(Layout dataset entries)
★ ★ ★

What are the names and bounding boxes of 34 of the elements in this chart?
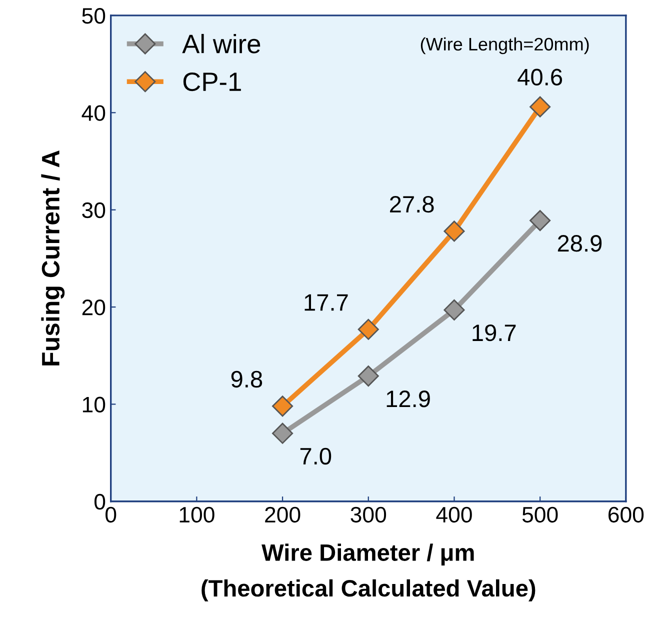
data-label: 28.9 [558,235,602,252]
data-label: 7.0 [300,448,332,465]
data-label: 17.7 [304,294,348,311]
y-tick-label: 0 [94,494,106,510]
data-label: 40.6 [518,68,562,86]
annotation: (Wire Length=20mm) [420,37,589,54]
point [272,422,294,444]
point [444,299,465,320]
x-tick-label: 0 [106,506,116,523]
point [530,96,551,118]
y-tick-label: 50 [82,8,106,24]
data-label: 9.8 [231,370,262,388]
x-axis-title: Wire Diameter / μm (Theoretical Calculated Value) [202,544,536,602]
data-label: 27.8 [390,196,434,213]
y-tick-label: 10 [82,396,106,412]
x-tick-label: 600 [608,506,644,523]
x-tick-label: 400 [436,506,472,523]
x-tick-label: 100 [180,506,214,523]
x-tick-label: 300 [350,506,386,523]
legend-label: Al wire [182,34,260,54]
y-tick-label: 30 [82,202,106,218]
point [530,210,551,232]
y-tick-label: 40 [82,105,106,121]
x-tick-label: 500 [522,506,558,523]
point [358,366,379,387]
data-label: 19.7 [472,324,516,342]
point [444,220,465,242]
point [272,396,294,417]
data-label: 12.9 [386,390,430,408]
y-tick-label: 20 [82,300,106,316]
point [358,318,379,340]
y-axis-title: Fusing Current / A [41,150,65,366]
x-tick-label: 200 [265,506,300,523]
legend-label: CP-1 [183,72,241,92]
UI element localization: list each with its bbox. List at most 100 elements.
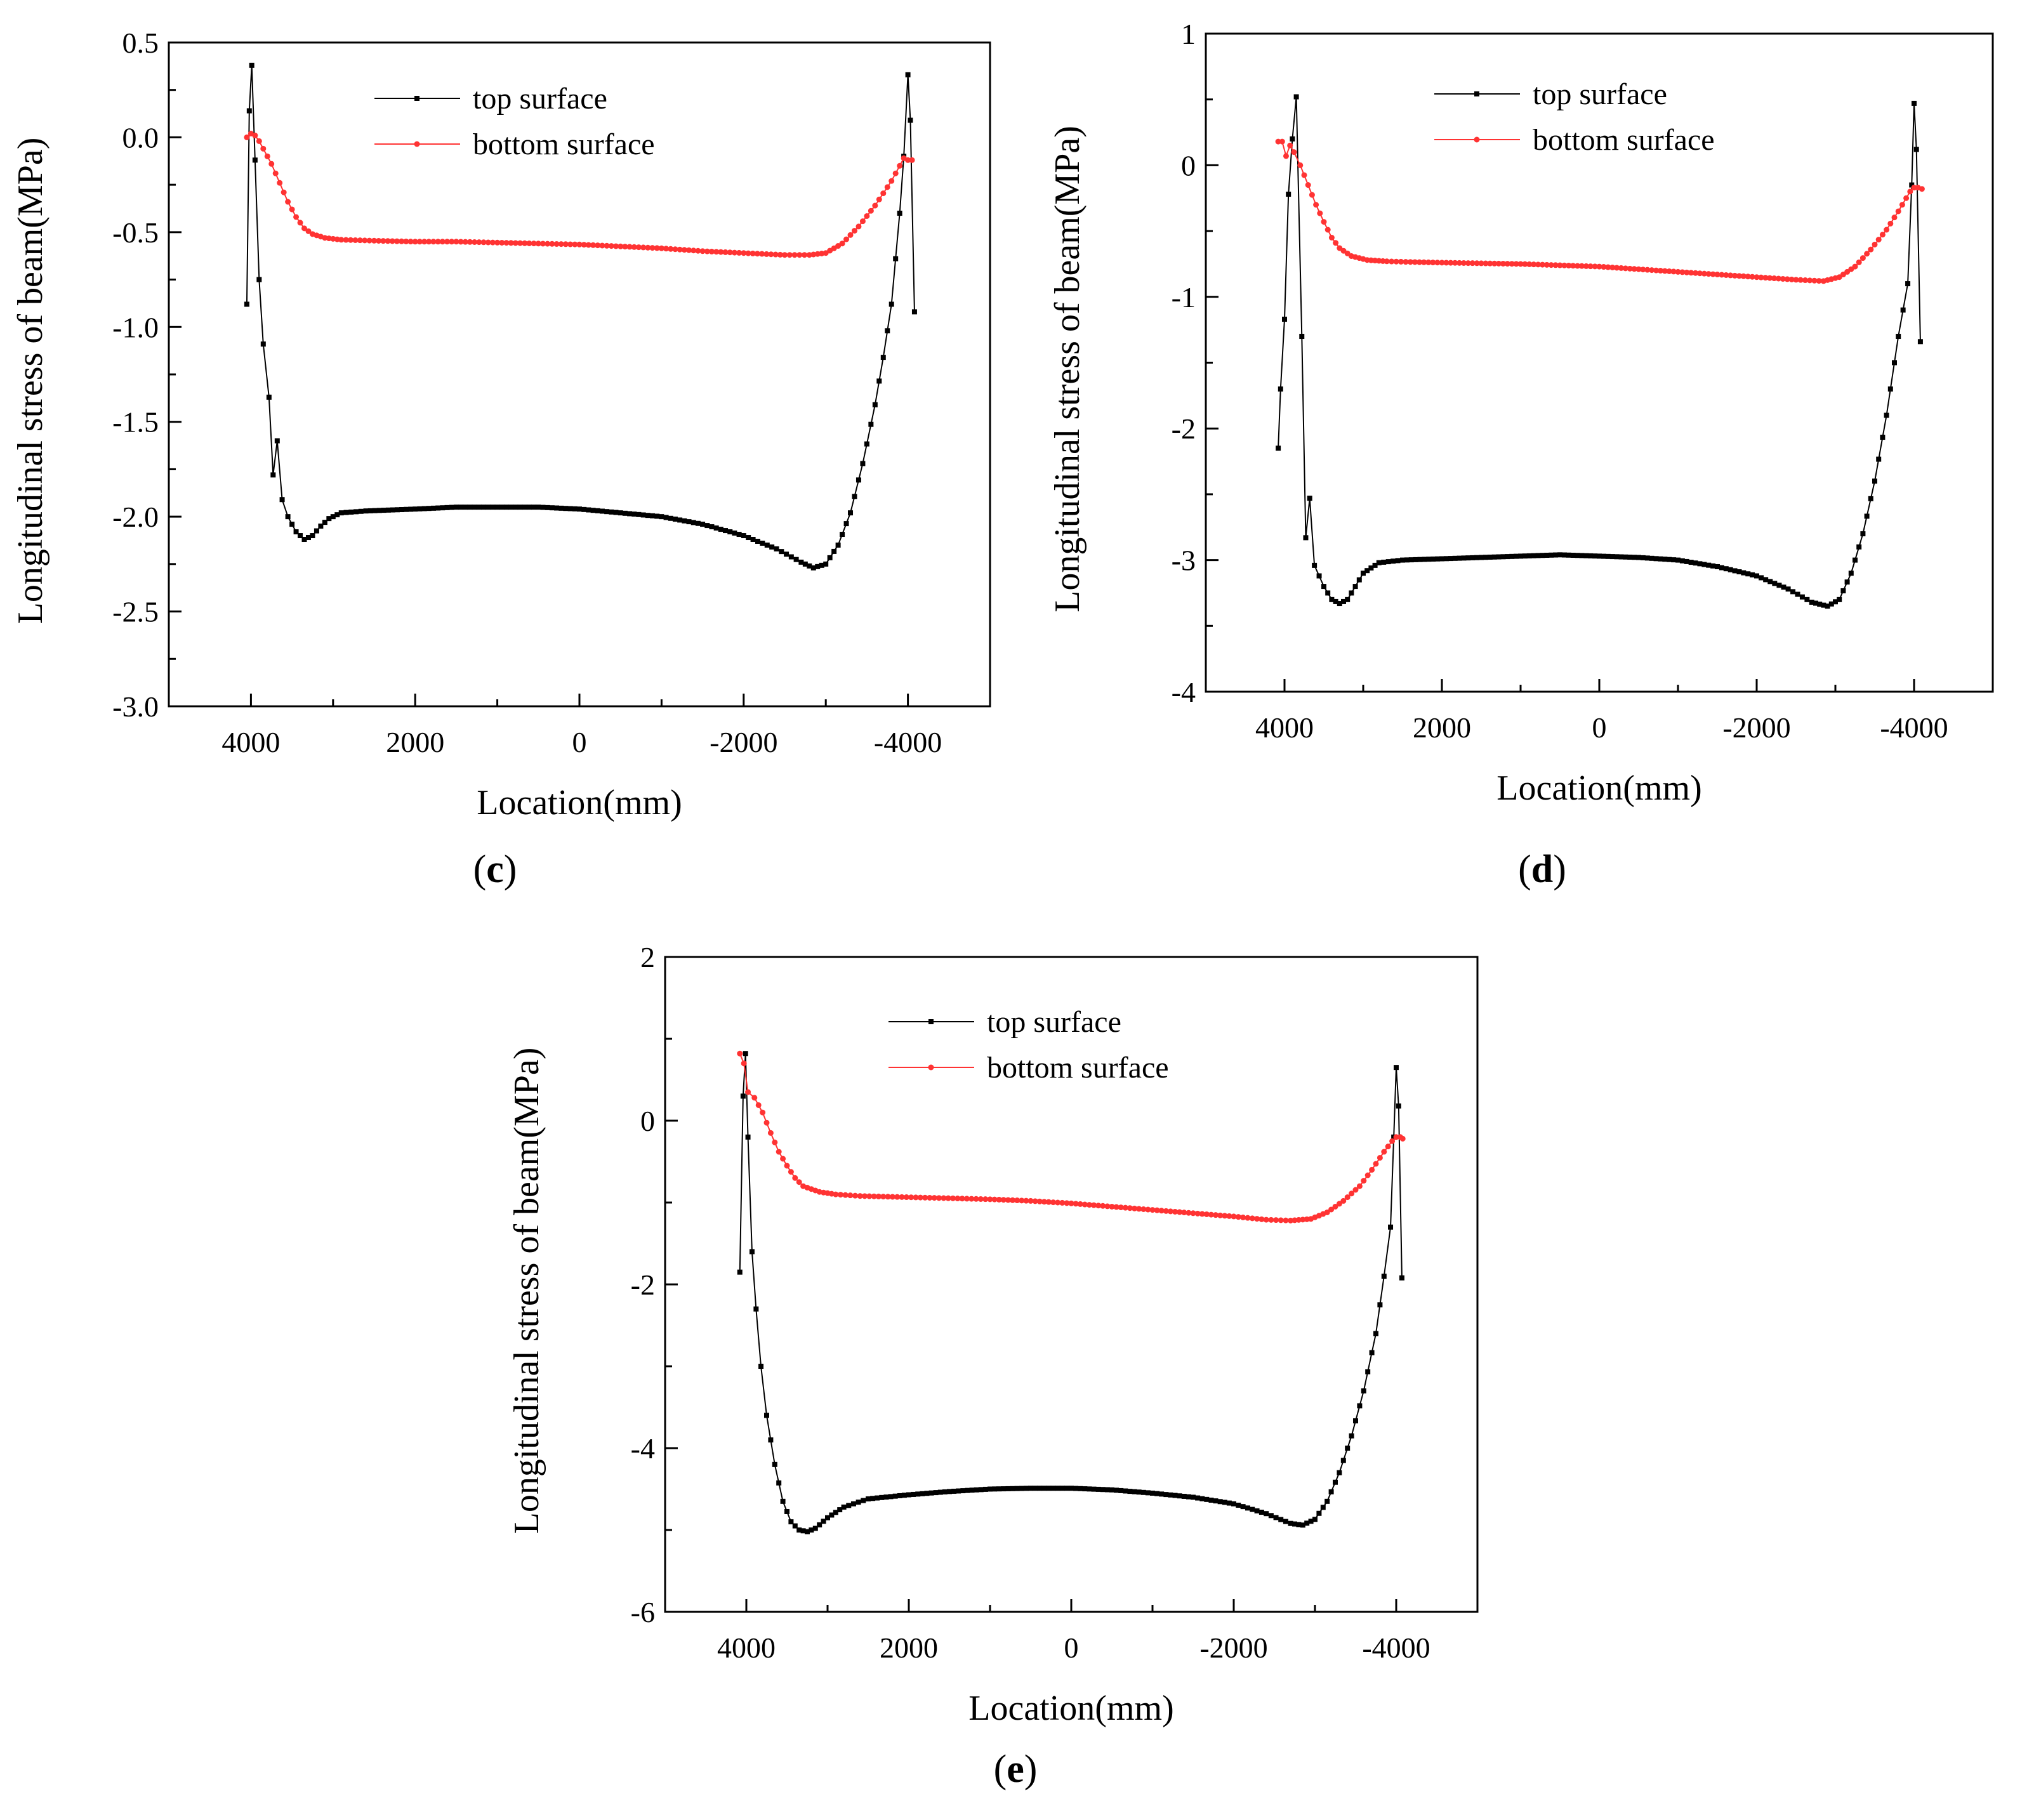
data-point	[1727, 272, 1734, 279]
data-point	[722, 249, 729, 255]
data-point	[913, 1194, 919, 1201]
data-point	[1264, 1511, 1269, 1517]
data-point	[439, 239, 446, 245]
data-point	[885, 328, 890, 334]
data-point	[476, 504, 482, 510]
data-point	[1587, 263, 1594, 270]
data-point	[897, 162, 903, 169]
data-point	[1504, 261, 1510, 267]
data-point	[1496, 260, 1502, 267]
legend-item: bottom surface	[1434, 123, 1715, 157]
data-point	[435, 505, 441, 511]
data-point	[1701, 270, 1707, 277]
data-point	[264, 153, 270, 159]
data-point	[922, 1194, 928, 1201]
data-point	[1697, 561, 1703, 567]
data-point	[1662, 557, 1668, 562]
data-point	[1759, 575, 1764, 581]
data-point	[586, 507, 591, 513]
data-point	[298, 533, 303, 539]
data-point	[1377, 1154, 1383, 1161]
data-point	[1104, 1487, 1110, 1493]
data-point	[553, 241, 560, 247]
data-point	[1278, 1517, 1284, 1522]
data-point	[1880, 435, 1886, 440]
data-point	[554, 505, 560, 511]
data-point	[965, 1487, 970, 1493]
y-tick-label: -2	[631, 1269, 655, 1301]
data-point	[1275, 138, 1281, 145]
data-point	[1430, 556, 1436, 562]
data-point	[1469, 260, 1476, 267]
data-point	[1231, 1501, 1236, 1507]
data-point	[631, 244, 637, 250]
data-point	[1443, 260, 1450, 266]
y-tick-label: -3	[1172, 544, 1196, 577]
data-point	[1518, 553, 1523, 559]
data-point	[977, 1196, 984, 1202]
data-point	[1336, 1201, 1342, 1207]
data-point	[1505, 554, 1510, 560]
data-point	[1329, 597, 1335, 602]
data-point	[713, 249, 720, 255]
data-point	[860, 461, 866, 466]
data-point	[376, 508, 382, 513]
data-point	[936, 1195, 942, 1201]
data-point	[1268, 1513, 1274, 1519]
data-point	[1132, 1205, 1138, 1211]
data-point	[1640, 555, 1646, 560]
data-point	[713, 525, 719, 531]
data-point	[252, 157, 258, 163]
data-point	[1356, 577, 1362, 583]
data-point	[897, 210, 902, 216]
data-point	[1213, 1498, 1219, 1504]
data-point	[499, 239, 505, 246]
data-point	[1868, 246, 1874, 253]
data-point	[1460, 260, 1467, 266]
data-point	[590, 242, 597, 248]
data-point	[1483, 555, 1488, 560]
data-point	[508, 240, 514, 246]
data-point	[1543, 261, 1550, 268]
data-point	[1706, 562, 1712, 568]
data-point	[1140, 1206, 1147, 1212]
data-point	[812, 1526, 818, 1531]
data-point	[1723, 272, 1729, 278]
data-point	[1352, 584, 1358, 590]
data-point	[563, 506, 569, 511]
data-point	[1684, 269, 1690, 275]
data-point	[285, 199, 291, 205]
data-point	[1005, 1197, 1011, 1203]
data-point	[609, 509, 614, 515]
data-point	[1509, 553, 1515, 559]
data-point	[1430, 260, 1436, 266]
data-point	[750, 537, 756, 543]
data-point	[1283, 1519, 1288, 1524]
data-point	[531, 241, 537, 247]
data-point	[353, 509, 359, 515]
data-point	[982, 1196, 989, 1203]
data-point	[1727, 567, 1733, 572]
data-point	[833, 1510, 838, 1515]
data-point	[1762, 275, 1769, 281]
data-point	[745, 1089, 751, 1095]
data-point	[1799, 594, 1805, 600]
y-tick-label: -2	[1172, 412, 1196, 445]
data-point	[1027, 1197, 1034, 1204]
data-point	[700, 522, 706, 527]
data-point	[1046, 1486, 1052, 1491]
data-point	[640, 512, 646, 518]
data-point	[1078, 1486, 1083, 1491]
x-tick-label: 4000	[1255, 711, 1314, 744]
data-point	[1723, 566, 1729, 572]
data-point	[1788, 276, 1795, 282]
panel-caption: (e)	[994, 1748, 1038, 1791]
data-point	[793, 557, 799, 562]
data-point	[604, 242, 610, 249]
data-point	[1570, 263, 1576, 269]
data-point	[1767, 275, 1773, 281]
data-point	[1844, 579, 1850, 585]
data-point	[1509, 261, 1515, 267]
data-point	[855, 223, 862, 230]
data-point	[1884, 227, 1890, 233]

★ ★ ★

Your objective: Rewrite the data above, changing every "data-label" to "value-label" and keeping everything else the same. Leave out the pictures.

Complete output:
What are the names and bounding boxes of 34 of the elements in this chart?
value-label: 28.9 [558,235,602,252]
value-label: 7.0 [300,448,332,465]
value-label: 17.7 [304,294,348,311]
y-tick-label: 0 [94,494,106,510]
value-label: 40.6 [518,68,562,86]
annotation: (Wire Length=20mm) [420,37,589,54]
point [272,422,294,444]
point [444,299,465,320]
x-tick-label: 0 [106,506,116,523]
point [530,96,551,118]
y-tick-label: 50 [82,8,106,24]
value-label: 9.8 [231,370,262,388]
x-axis-title: Wire Diameter / μm (Theoretical Calculated Value) [202,544,536,602]
value-label: 27.8 [390,196,434,213]
y-tick-label: 10 [82,396,106,412]
x-tick-label: 600 [608,506,644,523]
x-tick-label: 400 [436,506,472,523]
x-tick-label: 100 [180,506,214,523]
x-tick-label: 300 [350,506,386,523]
legend-label: Al wire [182,34,260,54]
y-tick-label: 30 [82,202,106,218]
point [530,210,551,232]
y-tick-label: 40 [82,105,106,121]
x-tick-label: 500 [522,506,558,523]
point [358,366,379,387]
value-label: 19.7 [472,324,516,342]
point [444,220,465,242]
point [272,396,294,417]
value-label: 12.9 [386,390,430,408]
y-tick-label: 20 [82,300,106,316]
point [358,318,379,340]
y-axis-title: Fusing Current / A [41,150,65,366]
x-tick-label: 200 [265,506,300,523]
legend-label: CP-1 [183,72,241,92]
UI element localization: list each with its bbox. List at most 100 elements.
data-point	[1727, 272, 1734, 279]
data-point	[722, 249, 729, 255]
data-point	[913, 1194, 919, 1201]
data-point	[1264, 1511, 1269, 1517]
data-point	[439, 239, 446, 245]
data-point	[885, 328, 890, 334]
data-point	[476, 504, 482, 510]
data-point	[1587, 263, 1594, 270]
data-point	[897, 162, 903, 169]
data-point	[1504, 261, 1510, 267]
data-point	[1496, 260, 1502, 267]
legend-item: bottom surface	[1434, 123, 1715, 157]
data-point	[435, 505, 441, 511]
data-point	[1701, 270, 1707, 277]
data-point	[264, 153, 270, 159]
data-point	[922, 1194, 928, 1201]
data-point	[1697, 561, 1703, 567]
data-point	[1662, 557, 1668, 562]
data-point	[1759, 575, 1764, 581]
data-point	[586, 507, 591, 513]
data-point	[298, 533, 303, 539]
data-point	[1377, 1154, 1383, 1161]
data-point	[1104, 1487, 1110, 1493]
data-point	[553, 241, 560, 247]
data-point	[1278, 1517, 1284, 1522]
data-point	[1880, 435, 1886, 440]
data-point	[554, 505, 560, 511]
data-point	[965, 1487, 970, 1493]
y-tick-label: -2	[631, 1269, 655, 1301]
data-point	[1275, 138, 1281, 145]
data-point	[1430, 556, 1436, 562]
data-point	[1469, 260, 1476, 267]
data-point	[1231, 1501, 1236, 1507]
data-point	[631, 244, 637, 250]
data-point	[1443, 260, 1450, 266]
y-tick-label: -3	[1172, 544, 1196, 577]
data-point	[1518, 553, 1523, 559]
data-point	[977, 1196, 984, 1202]
data-point	[1336, 1201, 1342, 1207]
data-point	[1505, 554, 1510, 560]
data-point	[1329, 597, 1335, 602]
data-point	[713, 249, 720, 255]
data-point	[860, 461, 866, 466]
data-point	[376, 508, 382, 513]
data-point	[936, 1195, 942, 1201]
data-point	[1268, 1513, 1274, 1519]
data-point	[1132, 1205, 1138, 1211]
data-point	[1640, 555, 1646, 560]
data-point	[713, 525, 719, 531]
data-point	[252, 157, 258, 163]
data-point	[1356, 577, 1362, 583]
data-point	[897, 210, 902, 216]
data-point	[1213, 1498, 1219, 1504]
data-point	[499, 239, 505, 246]
data-point	[1868, 246, 1874, 253]
data-point	[1460, 260, 1467, 266]
data-point	[590, 242, 597, 248]
data-point	[1483, 555, 1488, 560]
data-point	[508, 240, 514, 246]
data-point	[1543, 261, 1550, 268]
data-point	[1706, 562, 1712, 568]
data-point	[1140, 1206, 1147, 1212]
data-point	[812, 1526, 818, 1531]
data-point	[1723, 272, 1729, 278]
data-point	[1352, 584, 1358, 590]
data-point	[563, 506, 569, 511]
data-point	[1684, 269, 1690, 275]
data-point	[285, 199, 291, 205]
data-point	[1005, 1197, 1011, 1203]
data-point	[609, 509, 614, 515]
data-point	[1509, 553, 1515, 559]
data-point	[1430, 260, 1436, 266]
data-point	[750, 537, 756, 543]
data-point	[1283, 1519, 1288, 1524]
data-point	[531, 241, 537, 247]
data-point	[353, 509, 359, 515]
data-point	[982, 1196, 989, 1203]
data-point	[1727, 567, 1733, 572]
data-point	[833, 1510, 838, 1515]
data-point	[1762, 275, 1769, 281]
data-point	[745, 1089, 751, 1095]
data-point	[1799, 594, 1805, 600]
y-tick-label: -2	[1172, 412, 1196, 445]
data-point	[1027, 1197, 1034, 1204]
data-point	[700, 522, 706, 527]
data-point	[1046, 1486, 1052, 1491]
data-point	[640, 512, 646, 518]
data-point	[1078, 1486, 1083, 1491]
x-tick-label: 4000	[1255, 711, 1314, 744]
data-point	[1723, 566, 1729, 572]
data-point	[1788, 276, 1795, 282]
panel-caption: (e)	[994, 1748, 1038, 1791]
data-point	[793, 557, 799, 562]
data-point	[604, 242, 610, 249]
data-point	[1570, 263, 1576, 269]
data-point	[1767, 275, 1773, 281]
data-point	[1844, 579, 1850, 585]
data-point	[1509, 261, 1515, 267]
data-point	[855, 223, 862, 230]
data-point	[1884, 227, 1890, 233]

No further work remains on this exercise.